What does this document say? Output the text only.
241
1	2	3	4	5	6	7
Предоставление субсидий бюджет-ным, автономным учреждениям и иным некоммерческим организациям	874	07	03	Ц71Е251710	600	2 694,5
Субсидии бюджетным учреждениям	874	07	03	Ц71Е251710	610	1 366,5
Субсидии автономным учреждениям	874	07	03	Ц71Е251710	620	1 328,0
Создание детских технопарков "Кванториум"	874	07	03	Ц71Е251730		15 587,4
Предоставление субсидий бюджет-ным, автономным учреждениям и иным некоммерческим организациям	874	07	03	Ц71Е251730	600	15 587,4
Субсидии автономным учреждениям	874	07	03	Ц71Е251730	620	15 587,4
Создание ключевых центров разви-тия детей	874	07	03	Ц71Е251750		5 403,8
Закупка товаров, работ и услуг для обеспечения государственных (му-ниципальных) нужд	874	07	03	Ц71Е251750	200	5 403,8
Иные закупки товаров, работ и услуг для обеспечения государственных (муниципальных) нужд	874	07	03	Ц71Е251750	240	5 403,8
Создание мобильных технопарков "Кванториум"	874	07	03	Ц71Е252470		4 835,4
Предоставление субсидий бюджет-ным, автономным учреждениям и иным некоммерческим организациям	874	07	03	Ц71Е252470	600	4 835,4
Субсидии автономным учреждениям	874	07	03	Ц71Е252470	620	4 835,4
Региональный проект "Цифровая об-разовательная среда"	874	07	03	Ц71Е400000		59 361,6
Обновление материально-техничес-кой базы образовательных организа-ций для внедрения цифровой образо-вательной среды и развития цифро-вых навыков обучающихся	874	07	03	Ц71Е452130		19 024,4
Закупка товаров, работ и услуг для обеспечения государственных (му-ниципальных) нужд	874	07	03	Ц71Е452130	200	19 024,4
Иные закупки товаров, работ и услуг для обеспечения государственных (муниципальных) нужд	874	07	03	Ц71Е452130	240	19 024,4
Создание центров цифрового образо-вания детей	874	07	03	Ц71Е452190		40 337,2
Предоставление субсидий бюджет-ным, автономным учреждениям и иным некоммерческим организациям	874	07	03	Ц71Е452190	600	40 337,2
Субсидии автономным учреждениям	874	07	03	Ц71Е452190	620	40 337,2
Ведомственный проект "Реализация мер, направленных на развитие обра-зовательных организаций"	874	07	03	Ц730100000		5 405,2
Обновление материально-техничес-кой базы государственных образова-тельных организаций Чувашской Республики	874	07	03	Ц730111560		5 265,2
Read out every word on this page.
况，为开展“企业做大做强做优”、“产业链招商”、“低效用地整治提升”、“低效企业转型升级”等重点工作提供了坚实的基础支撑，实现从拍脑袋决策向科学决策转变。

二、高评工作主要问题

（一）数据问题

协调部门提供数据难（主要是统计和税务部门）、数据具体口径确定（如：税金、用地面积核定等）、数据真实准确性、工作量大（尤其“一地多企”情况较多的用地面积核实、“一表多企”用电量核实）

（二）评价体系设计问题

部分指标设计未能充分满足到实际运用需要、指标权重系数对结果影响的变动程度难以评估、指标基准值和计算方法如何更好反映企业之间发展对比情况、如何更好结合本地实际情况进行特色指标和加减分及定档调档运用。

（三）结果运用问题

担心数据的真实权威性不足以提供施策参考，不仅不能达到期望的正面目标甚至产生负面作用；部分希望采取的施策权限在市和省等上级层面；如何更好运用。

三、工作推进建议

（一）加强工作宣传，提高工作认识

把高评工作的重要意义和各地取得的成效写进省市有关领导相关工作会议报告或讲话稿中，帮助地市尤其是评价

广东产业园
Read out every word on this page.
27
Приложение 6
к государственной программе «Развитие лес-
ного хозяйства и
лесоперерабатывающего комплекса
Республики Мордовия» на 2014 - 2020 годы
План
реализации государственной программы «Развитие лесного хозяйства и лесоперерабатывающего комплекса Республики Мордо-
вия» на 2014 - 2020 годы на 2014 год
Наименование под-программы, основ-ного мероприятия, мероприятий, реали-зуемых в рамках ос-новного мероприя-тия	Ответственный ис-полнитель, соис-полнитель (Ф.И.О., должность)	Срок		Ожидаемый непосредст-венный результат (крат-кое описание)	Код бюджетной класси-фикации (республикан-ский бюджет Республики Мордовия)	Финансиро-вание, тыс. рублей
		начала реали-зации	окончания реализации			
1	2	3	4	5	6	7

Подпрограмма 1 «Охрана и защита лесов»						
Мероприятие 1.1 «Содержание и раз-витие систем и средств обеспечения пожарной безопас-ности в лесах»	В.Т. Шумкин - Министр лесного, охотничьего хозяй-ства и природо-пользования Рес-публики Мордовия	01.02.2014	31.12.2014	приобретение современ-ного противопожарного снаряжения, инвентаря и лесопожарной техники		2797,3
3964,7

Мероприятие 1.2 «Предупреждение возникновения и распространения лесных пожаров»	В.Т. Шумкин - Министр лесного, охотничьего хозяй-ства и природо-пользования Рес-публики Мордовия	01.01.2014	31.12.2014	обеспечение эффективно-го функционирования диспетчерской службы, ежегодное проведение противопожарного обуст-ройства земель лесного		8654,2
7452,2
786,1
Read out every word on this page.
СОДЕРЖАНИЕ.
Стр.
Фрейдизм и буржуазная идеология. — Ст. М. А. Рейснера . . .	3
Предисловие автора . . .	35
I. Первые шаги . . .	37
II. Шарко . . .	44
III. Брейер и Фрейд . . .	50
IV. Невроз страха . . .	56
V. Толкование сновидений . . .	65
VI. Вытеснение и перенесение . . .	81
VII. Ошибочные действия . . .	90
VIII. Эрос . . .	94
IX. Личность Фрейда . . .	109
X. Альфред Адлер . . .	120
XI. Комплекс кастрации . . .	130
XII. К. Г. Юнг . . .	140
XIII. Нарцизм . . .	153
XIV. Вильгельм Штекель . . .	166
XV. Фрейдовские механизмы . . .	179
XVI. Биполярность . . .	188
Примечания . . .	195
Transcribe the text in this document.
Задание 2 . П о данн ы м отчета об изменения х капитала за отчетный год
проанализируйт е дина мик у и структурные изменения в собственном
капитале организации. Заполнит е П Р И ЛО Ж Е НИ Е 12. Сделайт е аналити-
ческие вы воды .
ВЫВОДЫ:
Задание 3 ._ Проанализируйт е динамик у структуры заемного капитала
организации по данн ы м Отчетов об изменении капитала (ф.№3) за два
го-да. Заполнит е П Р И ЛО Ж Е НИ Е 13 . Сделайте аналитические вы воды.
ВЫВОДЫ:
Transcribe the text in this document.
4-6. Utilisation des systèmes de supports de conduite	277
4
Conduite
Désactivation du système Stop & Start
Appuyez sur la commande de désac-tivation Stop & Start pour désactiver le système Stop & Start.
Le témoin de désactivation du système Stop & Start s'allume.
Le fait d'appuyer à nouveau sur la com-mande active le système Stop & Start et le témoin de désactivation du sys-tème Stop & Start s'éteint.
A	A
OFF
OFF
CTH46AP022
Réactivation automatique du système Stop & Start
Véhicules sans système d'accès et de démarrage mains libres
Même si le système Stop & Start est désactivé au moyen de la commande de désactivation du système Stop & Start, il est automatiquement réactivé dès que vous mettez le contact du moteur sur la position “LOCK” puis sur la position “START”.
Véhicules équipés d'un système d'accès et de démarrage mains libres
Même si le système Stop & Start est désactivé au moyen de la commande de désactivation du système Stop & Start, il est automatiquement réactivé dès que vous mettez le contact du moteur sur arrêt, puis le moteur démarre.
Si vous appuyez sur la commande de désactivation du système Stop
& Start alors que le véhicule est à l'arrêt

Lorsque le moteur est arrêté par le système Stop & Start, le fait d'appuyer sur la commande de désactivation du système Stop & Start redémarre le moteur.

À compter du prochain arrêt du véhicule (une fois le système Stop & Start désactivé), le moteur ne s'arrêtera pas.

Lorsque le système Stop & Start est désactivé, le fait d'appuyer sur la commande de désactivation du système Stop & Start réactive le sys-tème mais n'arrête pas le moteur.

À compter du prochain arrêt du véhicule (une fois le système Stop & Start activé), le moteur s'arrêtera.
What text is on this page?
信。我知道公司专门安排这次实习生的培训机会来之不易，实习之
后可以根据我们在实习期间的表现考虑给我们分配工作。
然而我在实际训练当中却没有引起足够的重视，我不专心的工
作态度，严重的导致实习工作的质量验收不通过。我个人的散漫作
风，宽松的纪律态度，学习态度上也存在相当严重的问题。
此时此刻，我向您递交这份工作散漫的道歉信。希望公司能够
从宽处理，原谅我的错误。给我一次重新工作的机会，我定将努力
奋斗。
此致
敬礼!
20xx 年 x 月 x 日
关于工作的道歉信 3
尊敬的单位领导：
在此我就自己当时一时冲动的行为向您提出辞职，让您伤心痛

_ _ _ _

Pull out each line containing the word "организаций" and copy it.

TASK RESPONSE:
Ведомственный проект "Реализация мер, направленных на развитие обра-зовательных организаций"	874	07	03	Ц730100000		5 405,2
Обновление материально-техничес-кой базы государственных образова-тельных организаций Чувашской Республики	874	07	03	Ц730111560		5 265,2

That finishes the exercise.